### Task statement
Check each line for the word "Streamfunction" and give how many have it. Say nothing else.

### Data records

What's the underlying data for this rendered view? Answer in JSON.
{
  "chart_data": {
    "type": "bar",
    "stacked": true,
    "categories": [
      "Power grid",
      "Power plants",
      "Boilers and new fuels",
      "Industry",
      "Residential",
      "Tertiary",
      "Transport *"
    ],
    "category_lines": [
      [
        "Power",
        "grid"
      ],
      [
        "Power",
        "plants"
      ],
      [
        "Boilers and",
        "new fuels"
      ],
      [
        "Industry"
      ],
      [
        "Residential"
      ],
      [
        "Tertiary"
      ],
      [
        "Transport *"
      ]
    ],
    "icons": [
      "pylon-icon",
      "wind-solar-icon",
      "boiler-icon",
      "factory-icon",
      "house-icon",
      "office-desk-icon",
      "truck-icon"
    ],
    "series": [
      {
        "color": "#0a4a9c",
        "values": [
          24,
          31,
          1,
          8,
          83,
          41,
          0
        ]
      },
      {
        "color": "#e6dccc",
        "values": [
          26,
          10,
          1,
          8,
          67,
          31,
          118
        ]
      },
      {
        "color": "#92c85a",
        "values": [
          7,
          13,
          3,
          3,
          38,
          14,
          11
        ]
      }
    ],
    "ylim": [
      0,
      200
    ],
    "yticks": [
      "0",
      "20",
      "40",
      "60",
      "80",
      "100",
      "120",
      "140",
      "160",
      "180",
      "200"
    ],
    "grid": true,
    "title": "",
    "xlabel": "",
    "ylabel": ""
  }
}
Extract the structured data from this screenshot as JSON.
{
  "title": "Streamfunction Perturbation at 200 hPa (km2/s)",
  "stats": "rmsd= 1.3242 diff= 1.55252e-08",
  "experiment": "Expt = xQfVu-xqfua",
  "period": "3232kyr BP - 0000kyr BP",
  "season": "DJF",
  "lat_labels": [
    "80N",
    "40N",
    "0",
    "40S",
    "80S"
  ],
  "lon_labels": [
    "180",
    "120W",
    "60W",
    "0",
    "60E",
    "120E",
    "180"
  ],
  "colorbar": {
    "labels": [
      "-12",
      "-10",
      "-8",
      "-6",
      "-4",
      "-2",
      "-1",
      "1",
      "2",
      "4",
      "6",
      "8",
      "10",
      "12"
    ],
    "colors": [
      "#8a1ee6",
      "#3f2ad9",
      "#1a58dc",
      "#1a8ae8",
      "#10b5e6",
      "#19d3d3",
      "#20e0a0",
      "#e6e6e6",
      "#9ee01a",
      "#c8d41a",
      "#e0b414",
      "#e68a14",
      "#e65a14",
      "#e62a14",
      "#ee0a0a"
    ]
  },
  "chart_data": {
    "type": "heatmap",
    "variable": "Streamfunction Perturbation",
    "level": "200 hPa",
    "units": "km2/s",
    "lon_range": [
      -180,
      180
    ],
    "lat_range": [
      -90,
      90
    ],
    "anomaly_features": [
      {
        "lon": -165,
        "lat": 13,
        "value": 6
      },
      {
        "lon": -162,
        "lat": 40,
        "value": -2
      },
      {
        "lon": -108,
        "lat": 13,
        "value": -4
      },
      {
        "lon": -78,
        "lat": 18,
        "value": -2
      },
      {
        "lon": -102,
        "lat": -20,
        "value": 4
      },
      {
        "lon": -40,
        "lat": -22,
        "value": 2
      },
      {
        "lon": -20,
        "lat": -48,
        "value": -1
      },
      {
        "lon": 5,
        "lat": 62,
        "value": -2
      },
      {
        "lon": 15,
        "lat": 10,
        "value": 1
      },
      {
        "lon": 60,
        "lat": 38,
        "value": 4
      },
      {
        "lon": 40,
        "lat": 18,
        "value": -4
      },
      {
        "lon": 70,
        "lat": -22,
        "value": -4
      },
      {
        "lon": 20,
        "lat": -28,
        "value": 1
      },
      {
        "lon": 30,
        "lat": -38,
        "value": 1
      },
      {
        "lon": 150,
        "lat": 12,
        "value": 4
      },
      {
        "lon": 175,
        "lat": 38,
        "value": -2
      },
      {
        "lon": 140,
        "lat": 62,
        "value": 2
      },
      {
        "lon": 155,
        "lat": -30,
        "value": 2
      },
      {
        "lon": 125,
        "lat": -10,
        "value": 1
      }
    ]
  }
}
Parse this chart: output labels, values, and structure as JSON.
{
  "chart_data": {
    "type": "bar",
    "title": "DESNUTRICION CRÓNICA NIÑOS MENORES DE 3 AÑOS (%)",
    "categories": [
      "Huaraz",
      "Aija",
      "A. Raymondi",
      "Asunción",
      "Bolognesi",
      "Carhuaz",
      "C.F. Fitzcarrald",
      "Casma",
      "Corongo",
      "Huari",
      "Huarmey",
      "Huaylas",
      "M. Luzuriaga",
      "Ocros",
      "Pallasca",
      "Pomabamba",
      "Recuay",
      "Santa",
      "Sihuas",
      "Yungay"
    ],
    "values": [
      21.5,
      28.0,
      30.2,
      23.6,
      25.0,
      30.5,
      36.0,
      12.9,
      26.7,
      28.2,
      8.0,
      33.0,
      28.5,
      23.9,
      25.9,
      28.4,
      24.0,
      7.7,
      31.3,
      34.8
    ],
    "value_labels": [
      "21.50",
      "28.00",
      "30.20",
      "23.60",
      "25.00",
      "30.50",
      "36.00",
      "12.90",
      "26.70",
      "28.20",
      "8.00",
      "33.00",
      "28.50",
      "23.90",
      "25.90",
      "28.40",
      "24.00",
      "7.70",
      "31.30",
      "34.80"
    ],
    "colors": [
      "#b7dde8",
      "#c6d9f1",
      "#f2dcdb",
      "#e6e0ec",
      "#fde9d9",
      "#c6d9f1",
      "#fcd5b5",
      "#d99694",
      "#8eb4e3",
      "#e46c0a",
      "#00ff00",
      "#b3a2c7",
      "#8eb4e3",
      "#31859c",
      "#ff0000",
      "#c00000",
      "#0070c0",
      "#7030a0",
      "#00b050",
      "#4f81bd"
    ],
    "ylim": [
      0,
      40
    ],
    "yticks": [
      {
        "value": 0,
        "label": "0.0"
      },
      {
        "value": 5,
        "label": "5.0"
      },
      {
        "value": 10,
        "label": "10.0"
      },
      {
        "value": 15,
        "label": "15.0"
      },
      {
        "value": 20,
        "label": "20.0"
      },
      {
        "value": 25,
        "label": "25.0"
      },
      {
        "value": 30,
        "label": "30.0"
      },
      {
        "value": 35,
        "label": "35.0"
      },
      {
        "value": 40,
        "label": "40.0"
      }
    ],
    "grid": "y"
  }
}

### Complete response
2